Exercise aim » Will you transcribe the entries that follow, exactly and in full?

───── Entries ─────

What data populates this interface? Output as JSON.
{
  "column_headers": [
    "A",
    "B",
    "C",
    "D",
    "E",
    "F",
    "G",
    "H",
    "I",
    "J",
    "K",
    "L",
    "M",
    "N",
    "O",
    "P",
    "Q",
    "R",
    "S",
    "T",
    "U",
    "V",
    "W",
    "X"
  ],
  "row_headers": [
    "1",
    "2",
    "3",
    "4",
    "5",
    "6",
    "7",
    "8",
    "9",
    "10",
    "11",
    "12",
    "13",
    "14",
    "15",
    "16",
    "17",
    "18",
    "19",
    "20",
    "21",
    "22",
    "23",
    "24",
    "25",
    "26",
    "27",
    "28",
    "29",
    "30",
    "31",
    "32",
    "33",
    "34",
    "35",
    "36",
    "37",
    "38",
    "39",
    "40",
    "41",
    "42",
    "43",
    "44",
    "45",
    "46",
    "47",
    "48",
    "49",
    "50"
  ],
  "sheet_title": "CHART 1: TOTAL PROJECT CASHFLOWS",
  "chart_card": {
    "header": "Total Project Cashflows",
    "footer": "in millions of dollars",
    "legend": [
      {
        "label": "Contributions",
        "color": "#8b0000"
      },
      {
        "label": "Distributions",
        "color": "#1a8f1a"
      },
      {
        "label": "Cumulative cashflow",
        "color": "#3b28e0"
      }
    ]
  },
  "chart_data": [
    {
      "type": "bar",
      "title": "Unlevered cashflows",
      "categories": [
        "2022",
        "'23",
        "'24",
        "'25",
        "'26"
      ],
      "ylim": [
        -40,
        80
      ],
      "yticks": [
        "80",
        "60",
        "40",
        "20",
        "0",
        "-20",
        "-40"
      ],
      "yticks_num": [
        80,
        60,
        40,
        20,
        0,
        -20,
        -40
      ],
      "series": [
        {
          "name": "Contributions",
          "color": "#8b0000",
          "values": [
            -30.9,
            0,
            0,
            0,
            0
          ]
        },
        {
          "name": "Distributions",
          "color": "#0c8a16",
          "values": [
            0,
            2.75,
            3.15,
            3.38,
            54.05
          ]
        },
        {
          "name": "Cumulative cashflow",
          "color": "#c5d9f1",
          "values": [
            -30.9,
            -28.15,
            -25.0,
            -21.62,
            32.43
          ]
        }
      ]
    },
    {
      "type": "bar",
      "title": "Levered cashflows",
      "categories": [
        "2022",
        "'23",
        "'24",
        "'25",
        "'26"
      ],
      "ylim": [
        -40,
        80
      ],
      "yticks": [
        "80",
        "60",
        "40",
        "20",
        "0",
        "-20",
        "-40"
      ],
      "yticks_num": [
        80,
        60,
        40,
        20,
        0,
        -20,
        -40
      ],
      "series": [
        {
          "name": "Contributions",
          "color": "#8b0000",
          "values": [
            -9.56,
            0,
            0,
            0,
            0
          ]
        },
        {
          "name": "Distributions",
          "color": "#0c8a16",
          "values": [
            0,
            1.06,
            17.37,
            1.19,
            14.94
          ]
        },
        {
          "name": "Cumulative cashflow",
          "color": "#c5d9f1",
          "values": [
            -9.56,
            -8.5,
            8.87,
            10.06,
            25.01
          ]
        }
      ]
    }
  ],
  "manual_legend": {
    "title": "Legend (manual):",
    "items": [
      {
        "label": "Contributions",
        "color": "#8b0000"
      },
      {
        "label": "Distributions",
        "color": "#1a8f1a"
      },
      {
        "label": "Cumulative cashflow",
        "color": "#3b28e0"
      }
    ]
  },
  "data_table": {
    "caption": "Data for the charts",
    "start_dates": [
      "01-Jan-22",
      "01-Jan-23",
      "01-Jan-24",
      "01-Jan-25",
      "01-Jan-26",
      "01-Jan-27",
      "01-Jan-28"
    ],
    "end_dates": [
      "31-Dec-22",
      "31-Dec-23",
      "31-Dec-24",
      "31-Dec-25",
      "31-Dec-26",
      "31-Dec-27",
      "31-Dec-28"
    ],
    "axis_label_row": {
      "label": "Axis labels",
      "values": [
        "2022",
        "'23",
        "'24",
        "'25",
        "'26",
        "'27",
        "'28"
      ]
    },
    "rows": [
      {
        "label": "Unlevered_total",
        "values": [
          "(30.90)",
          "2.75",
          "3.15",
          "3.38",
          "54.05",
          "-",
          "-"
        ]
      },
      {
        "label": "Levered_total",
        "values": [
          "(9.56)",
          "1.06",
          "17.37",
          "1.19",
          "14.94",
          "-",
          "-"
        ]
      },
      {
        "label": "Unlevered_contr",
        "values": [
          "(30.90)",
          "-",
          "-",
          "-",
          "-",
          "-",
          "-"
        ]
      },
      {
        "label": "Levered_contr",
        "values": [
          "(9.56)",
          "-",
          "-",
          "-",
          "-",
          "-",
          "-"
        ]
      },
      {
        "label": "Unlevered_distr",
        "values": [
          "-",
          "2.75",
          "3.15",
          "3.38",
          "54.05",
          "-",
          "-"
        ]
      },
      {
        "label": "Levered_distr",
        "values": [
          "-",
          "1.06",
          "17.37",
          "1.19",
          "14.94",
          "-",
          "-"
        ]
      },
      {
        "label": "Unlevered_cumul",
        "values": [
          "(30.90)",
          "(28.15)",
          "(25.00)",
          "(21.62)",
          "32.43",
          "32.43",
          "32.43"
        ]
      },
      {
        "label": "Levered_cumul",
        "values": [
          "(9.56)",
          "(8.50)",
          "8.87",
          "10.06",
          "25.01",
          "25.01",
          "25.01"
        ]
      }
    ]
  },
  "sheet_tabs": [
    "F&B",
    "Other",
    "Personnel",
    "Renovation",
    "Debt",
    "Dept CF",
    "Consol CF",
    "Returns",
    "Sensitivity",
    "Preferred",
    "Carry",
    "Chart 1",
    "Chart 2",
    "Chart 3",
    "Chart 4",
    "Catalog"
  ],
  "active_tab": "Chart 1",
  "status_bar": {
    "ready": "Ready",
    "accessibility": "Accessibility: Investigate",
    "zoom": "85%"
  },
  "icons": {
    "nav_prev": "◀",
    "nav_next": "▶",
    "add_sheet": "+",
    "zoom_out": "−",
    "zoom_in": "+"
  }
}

─────

Exercise result »
What data populates this interface? Output as JSON.
{
  "column_headers": [
    "A",
    "B",
    "C",
    "D",
    "E",
    "F",
    "G",
    "H",
    "I",
    "J",
    "K",
    "L",
    "M",
    "N",
    "O",
    "P",
    "Q",
    "R",
    "S",
    "T",
    "U",
    "V",
    "W",
    "X"
  ],
  "row_headers": [
    "1",
    "2",
    "3",
    "4",
    "5",
    "6",
    "7",
    "8",
    "9",
    "10",
    "11",
    "12",
    "13",
    "14",
    "15",
    "16",
    "17",
    "18",
    "19",
    "20",
    "21",
    "22",
    "23",
    "24",
    "25",
    "26",
    "27",
    "28",
    "29",
    "30",
    "31",
    "32",
    "33",
    "34",
    "35",
    "36",
    "37",
    "38",
    "39",
    "40",
    "41",
    "42",
    "43",
    "44",
    "45",
    "46",
    "47",
    "48",
    "49",
    "50"
  ],
  "sheet_title": "CHART 1: TOTAL PROJECT CASHFLOWS",
  "chart_card": {
    "header": "Total Project Cashflows",
    "footer": "in millions of dollars",
    "legend": [
      {
        "label": "Contributions",
        "color": "#8b0000"
      },
      {
        "label": "Distributions",
        "color": "#1a8f1a"
      },
      {
        "label": "Cumulative cashflow",
        "color": "#3b28e0"
      }
    ]
  },
  "chart_data": [
    {
      "type": "bar",
      "title": "Unlevered cashflows",
      "categories": [
        "2022",
        "'23",
        "'24",
        "'25",
        "'26"
      ],
      "ylim": [
        -40,
        80
      ],
      "yticks": [
        "80",
        "60",
        "40",
        "20",
        "0",
        "-20",
        "-40"
      ],
      "yticks_num": [
        80,
        60,
        40,
        20,
        0,
        -20,
        -40
      ],
      "series": [
        {
          "name": "Contributions",
          "color": "#8b0000",
          "values": [
            -30.9,
            0,
            0,
            0,
            0
          ]
        },
        {
          "name": "Distributions",
          "color": "#0c8a16",
          "values": [
            0,
            2.75,
            3.15,
            3.38,
            54.05
          ]
        },
        {
          "name": "Cumulative cashflow",
          "color": "#c5d9f1",
          "values": [
            -30.9,
            -28.15,
            -25.0,
            -21.62,
            32.43
          ]
        }
      ]
    },
    {
      "type": "bar",
      "title": "Levered cashflows",
      "categories": [
        "2022",
        "'23",
        "'24",
        "'25",
        "'26"
      ],
      "ylim": [
        -40,
        80
      ],
      "yticks": [
        "80",
        "60",
        "40",
        "20",
        "0",
        "-20",
        "-40"
      ],
      "yticks_num": [
        80,
        60,
        40,
        20,
        0,
        -20,
        -40
      ],
      "series": [
        {
          "name": "Contributions",
          "color": "#8b0000",
          "values": [
            -9.56,
            0,
            0,
            0,
            0
          ]
        },
        {
          "name": "Distributions",
          "color": "#0c8a16",
          "values": [
            0,
            1.06,
            17.37,
            1.19,
            14.94
          ]
        },
        {
          "name": "Cumulative cashflow",
          "color": "#c5d9f1",
          "values": [
            -9.56,
            -8.5,
            8.87,
            10.06,
            25.01
          ]
        }
      ]
    }
  ],
  "manual_legend": {
    "title": "Legend (manual):",
    "items": [
      {
        "label": "Contributions",
        "color": "#8b0000"
      },
      {
        "label": "Distributions",
        "color": "#1a8f1a"
      },
      {
        "label": "Cumulative cashflow",
        "color": "#3b28e0"
      }
    ]
  },
  "data_table": {
    "caption": "Data for the charts",
    "start_dates": [
      "01-Jan-22",
      "01-Jan-23",
      "01-Jan-24",
      "01-Jan-25",
      "01-Jan-26",
      "01-Jan-27",
      "01-Jan-28"
    ],
    "end_dates": [
      "31-Dec-22",
      "31-Dec-23",
      "31-Dec-24",
      "31-Dec-25",
      "31-Dec-26",
      "31-Dec-27",
      "31-Dec-28"
    ],
    "axis_label_row": {
      "label": "Axis labels",
      "values": [
        "2022",
        "'23",
        "'24",
        "'25",
        "'26",
        "'27",
        "'28"
      ]
    },
    "rows": [
      {
        "label": "Unlevered_total",
        "values": [
          "(30.90)",
          "2.75",
          "3.15",
          "3.38",
          "54.05",
          "-",
          "-"
        ]
      },
      {
        "label": "Levered_total",
        "values": [
          "(9.56)",
          "1.06",
          "17.37",
          "1.19",
          "14.94",
          "-",
          "-"
        ]
      },
      {
        "label": "Unlevered_contr",
        "values": [
          "(30.90)",
          "-",
          "-",
          "-",
          "-",
          "-",
          "-"
        ]
      },
      {
        "label": "Levered_contr",
        "values": [
          "(9.56)",
          "-",
          "-",
          "-",
          "-",
          "-",
          "-"
        ]
      },
      {
        "label": "Unlevered_distr",
        "values": [
          "-",
          "2.75",
          "3.15",
          "3.38",
          "54.05",
          "-",
          "-"
        ]
      },
      {
        "label": "Levered_distr",
        "values": [
          "-",
          "1.06",
          "17.37",
          "1.19",
          "14.94",
          "-",
          "-"
        ]
      },
      {
        "label": "Unlevered_cumul",
        "values": [
          "(30.90)",
          "(28.15)",
          "(25.00)",
          "(21.62)",
          "32.43",
          "32.43",
          "32.43"
        ]
      },
      {
        "label": "Levered_cumul",
        "values": [
          "(9.56)",
          "(8.50)",
          "8.87",
          "10.06",
          "25.01",
          "25.01",
          "25.01"
        ]
      }
    ]
  },
  "sheet_tabs": [
    "F&B",
    "Other",
    "Personnel",
    "Renovation",
    "Debt",
    "Dept CF",
    "Consol CF",
    "Returns",
    "Sensitivity",
    "Preferred",
    "Carry",
    "Chart 1",
    "Chart 2",
    "Chart 3",
    "Chart 4",
    "Catalog"
  ],
  "active_tab": "Chart 1",
  "status_bar": {
    "ready": "Ready",
    "accessibility": "Accessibility: Investigate",
    "zoom": "85%"
  },
  "icons": {
    "nav_prev": "◀",
    "nav_next": "▶",
    "add_sheet": "+",
    "zoom_out": "−",
    "zoom_in": "+"
  }
}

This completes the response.